»»

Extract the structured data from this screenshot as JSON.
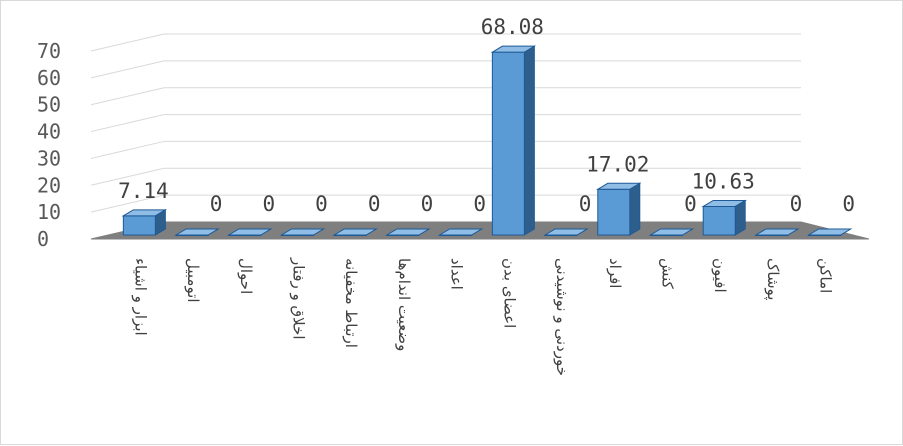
{
  "chart_data": {
    "type": "bar",
    "style": "3d-clustered-column",
    "categories": [
      "ابزار و اشیاء",
      "اتومبیل",
      "احوال",
      "اخلاق و رفتار",
      "ارتباط مخفیانه",
      "وضعیت اندام‌ها",
      "اعداد",
      "اعضای بدن",
      "خوردنی و نوشیدنی",
      "افراد",
      "کنش",
      "افیون",
      "پوشاک",
      "اماکن"
    ],
    "values": [
      7.14,
      0,
      0,
      0,
      0,
      0,
      0,
      68.08,
      0,
      17.02,
      0,
      10.63,
      0,
      0
    ],
    "value_labels": [
      "7.14",
      "0",
      "0",
      "0",
      "0",
      "0",
      "0",
      "68.08",
      "0",
      "17.02",
      "0",
      "10.63",
      "0",
      "0"
    ],
    "y_ticks": [
      "0",
      "10",
      "20",
      "30",
      "40",
      "50",
      "60",
      "70"
    ],
    "ylim": [
      0,
      70
    ],
    "title": "",
    "xlabel": "",
    "ylabel": "",
    "grid": true,
    "legend": "none",
    "colors": {
      "bar": "#5b9bd5",
      "bar_side": "#2e5f8c",
      "bar_top": "#8fbde6",
      "bar_outline": "#1f5a96",
      "grid": "#d9d9d9",
      "floor": "#7f7f7f"
    }
  }
}
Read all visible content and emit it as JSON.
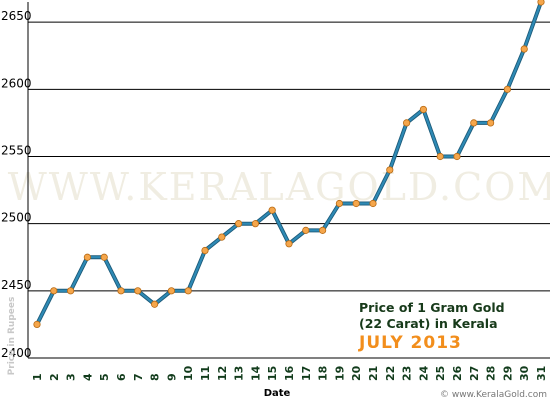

««

### Your objective:
Copy out the whole listing exactly, and don't carry over any pictures.

### Final result:
Extract the structured data from this screenshot as JSON.
{
  "chart_data": {
    "type": "bar",
    "style": "3d-clustered-column",
    "categories": [
      "ابزار و اشیاء",
      "اتومبیل",
      "احوال",
      "اخلاق و رفتار",
      "ارتباط مخفیانه",
      "وضعیت اندام‌ها",
      "اعداد",
      "اعضای بدن",
      "خوردنی و نوشیدنی",
      "افراد",
      "کنش",
      "افیون",
      "پوشاک",
      "اماکن"
    ],
    "values": [
      7.14,
      0,
      0,
      0,
      0,
      0,
      0,
      68.08,
      0,
      17.02,
      0,
      10.63,
      0,
      0
    ],
    "value_labels": [
      "7.14",
      "0",
      "0",
      "0",
      "0",
      "0",
      "0",
      "68.08",
      "0",
      "17.02",
      "0",
      "10.63",
      "0",
      "0"
    ],
    "y_ticks": [
      "0",
      "10",
      "20",
      "30",
      "40",
      "50",
      "60",
      "70"
    ],
    "ylim": [
      0,
      70
    ],
    "title": "",
    "xlabel": "",
    "ylabel": "",
    "grid": true,
    "legend": "none",
    "colors": {
      "bar": "#5b9bd5",
      "bar_side": "#2e5f8c",
      "bar_top": "#8fbde6",
      "bar_outline": "#1f5a96",
      "grid": "#d9d9d9",
      "floor": "#7f7f7f"
    }
  }
}
Read all visible content and emit it as JSON.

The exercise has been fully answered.